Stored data

## START

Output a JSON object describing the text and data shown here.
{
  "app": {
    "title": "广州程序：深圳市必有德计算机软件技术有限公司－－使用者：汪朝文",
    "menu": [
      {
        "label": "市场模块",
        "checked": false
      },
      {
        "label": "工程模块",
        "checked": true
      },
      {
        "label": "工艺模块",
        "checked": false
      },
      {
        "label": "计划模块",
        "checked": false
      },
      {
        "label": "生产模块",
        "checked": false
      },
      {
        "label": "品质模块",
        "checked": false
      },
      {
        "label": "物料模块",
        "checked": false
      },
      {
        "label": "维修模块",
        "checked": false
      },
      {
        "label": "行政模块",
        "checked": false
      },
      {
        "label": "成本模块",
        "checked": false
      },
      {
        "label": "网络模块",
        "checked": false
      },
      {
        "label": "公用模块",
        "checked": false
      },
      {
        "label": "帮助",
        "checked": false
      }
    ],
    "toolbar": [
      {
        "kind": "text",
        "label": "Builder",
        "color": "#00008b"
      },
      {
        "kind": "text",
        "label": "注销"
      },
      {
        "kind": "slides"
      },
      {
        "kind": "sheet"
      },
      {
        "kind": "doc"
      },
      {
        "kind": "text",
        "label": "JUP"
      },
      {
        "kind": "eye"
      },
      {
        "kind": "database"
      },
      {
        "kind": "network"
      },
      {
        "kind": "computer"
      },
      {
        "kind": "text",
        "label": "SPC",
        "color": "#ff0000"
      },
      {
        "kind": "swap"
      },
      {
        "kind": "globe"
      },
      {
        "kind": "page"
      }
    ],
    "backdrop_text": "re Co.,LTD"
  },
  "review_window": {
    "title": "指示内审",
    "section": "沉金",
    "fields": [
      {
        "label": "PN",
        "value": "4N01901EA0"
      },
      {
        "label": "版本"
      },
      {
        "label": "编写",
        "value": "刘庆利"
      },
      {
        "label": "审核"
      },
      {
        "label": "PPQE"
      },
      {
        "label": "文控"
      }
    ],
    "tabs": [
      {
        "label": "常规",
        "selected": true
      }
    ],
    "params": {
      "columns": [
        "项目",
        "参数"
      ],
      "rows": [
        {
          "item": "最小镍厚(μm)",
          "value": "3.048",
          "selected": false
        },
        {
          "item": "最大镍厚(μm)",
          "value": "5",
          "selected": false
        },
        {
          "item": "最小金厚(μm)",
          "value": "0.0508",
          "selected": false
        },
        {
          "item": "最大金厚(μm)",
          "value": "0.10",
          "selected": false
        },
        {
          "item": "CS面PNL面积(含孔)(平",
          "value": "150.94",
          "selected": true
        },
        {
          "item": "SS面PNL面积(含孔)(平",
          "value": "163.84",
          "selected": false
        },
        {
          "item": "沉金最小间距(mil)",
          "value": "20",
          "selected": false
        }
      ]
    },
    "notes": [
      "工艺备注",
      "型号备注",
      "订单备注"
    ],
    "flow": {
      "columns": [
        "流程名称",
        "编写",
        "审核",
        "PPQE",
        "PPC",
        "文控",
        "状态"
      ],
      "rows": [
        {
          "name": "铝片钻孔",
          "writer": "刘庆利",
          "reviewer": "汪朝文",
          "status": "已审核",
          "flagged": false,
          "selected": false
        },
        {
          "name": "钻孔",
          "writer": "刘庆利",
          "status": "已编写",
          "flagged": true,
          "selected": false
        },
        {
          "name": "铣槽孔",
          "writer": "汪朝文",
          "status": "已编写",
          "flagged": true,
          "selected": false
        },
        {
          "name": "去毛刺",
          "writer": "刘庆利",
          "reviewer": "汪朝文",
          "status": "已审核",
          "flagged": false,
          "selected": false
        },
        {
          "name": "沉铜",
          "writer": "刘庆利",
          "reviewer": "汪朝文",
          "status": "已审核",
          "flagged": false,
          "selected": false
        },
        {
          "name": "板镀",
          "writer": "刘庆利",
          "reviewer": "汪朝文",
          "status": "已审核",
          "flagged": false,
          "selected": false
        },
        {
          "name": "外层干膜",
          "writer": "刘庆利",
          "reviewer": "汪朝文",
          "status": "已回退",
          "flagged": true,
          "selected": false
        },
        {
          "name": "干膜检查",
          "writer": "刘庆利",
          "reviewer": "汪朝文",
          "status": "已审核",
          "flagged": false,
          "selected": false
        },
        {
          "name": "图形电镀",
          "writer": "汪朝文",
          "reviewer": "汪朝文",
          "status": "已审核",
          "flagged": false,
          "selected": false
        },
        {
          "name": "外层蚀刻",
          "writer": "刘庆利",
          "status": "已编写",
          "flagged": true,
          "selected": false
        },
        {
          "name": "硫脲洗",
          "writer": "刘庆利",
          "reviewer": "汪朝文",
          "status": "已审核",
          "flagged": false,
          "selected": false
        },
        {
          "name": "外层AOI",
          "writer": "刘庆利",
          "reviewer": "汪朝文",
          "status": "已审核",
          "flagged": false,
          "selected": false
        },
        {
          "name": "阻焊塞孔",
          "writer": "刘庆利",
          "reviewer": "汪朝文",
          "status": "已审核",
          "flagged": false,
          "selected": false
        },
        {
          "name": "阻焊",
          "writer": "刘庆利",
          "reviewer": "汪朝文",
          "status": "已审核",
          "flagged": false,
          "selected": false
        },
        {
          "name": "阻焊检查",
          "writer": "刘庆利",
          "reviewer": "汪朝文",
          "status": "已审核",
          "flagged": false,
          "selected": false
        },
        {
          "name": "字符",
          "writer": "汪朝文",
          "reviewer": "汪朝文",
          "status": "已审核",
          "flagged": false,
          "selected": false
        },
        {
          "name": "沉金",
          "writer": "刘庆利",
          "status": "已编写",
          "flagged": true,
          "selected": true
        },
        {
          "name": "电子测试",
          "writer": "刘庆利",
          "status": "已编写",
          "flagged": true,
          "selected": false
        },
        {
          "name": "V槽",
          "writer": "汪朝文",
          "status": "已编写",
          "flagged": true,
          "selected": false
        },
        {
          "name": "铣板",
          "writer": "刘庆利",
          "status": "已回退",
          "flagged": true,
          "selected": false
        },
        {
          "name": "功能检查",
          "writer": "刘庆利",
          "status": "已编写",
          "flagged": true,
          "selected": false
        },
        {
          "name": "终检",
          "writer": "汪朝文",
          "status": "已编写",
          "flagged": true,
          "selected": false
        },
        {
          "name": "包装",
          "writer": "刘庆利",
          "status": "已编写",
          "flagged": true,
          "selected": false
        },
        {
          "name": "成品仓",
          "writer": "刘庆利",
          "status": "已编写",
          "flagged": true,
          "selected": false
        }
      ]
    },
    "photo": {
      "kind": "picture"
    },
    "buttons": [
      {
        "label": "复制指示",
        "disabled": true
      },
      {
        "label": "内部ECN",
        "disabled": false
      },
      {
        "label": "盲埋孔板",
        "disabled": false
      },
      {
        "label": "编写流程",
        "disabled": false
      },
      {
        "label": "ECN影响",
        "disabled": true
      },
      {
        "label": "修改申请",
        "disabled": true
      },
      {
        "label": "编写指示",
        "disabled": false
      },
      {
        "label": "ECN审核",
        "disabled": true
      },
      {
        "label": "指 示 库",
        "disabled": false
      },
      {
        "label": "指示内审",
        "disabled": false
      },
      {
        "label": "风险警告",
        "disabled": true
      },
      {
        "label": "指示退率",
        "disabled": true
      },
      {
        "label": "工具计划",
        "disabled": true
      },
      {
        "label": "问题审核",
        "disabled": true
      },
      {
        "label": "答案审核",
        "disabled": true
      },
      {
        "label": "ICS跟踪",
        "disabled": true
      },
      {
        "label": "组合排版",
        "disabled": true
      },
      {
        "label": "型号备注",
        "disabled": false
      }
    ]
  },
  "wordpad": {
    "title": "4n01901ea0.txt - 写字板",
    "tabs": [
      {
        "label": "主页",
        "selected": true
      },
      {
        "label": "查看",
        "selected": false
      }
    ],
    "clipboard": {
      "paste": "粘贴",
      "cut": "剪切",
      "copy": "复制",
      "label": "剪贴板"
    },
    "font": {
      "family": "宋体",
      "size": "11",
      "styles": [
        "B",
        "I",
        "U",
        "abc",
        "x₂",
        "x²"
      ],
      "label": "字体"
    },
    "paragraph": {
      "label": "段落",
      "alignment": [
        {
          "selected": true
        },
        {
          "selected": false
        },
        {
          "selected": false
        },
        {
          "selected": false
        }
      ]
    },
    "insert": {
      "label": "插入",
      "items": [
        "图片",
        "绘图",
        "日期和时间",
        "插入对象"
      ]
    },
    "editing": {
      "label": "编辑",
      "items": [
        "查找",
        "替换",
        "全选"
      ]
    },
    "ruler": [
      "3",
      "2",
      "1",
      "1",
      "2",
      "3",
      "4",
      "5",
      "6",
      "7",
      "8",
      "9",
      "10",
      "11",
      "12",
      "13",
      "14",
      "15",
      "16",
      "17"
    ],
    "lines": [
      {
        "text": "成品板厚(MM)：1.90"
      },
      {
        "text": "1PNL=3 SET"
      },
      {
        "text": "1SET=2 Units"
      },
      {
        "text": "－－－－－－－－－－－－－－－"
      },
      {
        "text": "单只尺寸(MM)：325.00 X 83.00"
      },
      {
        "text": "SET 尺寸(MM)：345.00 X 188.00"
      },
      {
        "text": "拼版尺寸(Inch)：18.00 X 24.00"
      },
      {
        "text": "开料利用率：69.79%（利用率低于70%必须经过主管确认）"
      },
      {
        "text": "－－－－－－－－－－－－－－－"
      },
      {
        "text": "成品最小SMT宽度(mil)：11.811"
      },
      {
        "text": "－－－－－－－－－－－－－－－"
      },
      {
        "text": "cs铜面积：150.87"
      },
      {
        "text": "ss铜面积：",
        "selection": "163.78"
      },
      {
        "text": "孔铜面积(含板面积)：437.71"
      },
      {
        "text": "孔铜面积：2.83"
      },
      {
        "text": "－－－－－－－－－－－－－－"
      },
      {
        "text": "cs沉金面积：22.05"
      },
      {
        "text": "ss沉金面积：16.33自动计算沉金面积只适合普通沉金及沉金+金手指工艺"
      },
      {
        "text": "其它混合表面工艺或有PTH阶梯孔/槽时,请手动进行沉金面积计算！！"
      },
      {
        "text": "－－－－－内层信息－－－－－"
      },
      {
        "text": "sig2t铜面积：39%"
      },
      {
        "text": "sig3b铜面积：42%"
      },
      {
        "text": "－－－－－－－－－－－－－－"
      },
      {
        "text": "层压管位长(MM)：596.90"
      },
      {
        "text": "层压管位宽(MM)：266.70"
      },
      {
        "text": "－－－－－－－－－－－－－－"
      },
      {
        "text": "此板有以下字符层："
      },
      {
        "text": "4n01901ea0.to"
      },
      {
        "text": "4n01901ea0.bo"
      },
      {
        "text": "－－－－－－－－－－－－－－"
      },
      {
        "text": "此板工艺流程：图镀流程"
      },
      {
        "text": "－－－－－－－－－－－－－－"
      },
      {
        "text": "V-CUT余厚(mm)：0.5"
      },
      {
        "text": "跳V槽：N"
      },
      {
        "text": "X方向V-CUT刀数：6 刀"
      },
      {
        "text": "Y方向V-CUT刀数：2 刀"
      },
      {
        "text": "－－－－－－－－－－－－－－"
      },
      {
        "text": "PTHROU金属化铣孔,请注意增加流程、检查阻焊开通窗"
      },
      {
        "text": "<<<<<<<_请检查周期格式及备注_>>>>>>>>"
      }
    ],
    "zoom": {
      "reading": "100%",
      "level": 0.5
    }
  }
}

## END

WHAT IS NEEDED:
Look through the entries above; copy every line holding the string "CUT刀数".

THE SOLUTION:
        "text": "X方向V-CUT刀数：6 刀"
        "text": "Y方向V-CUT刀数：2 刀"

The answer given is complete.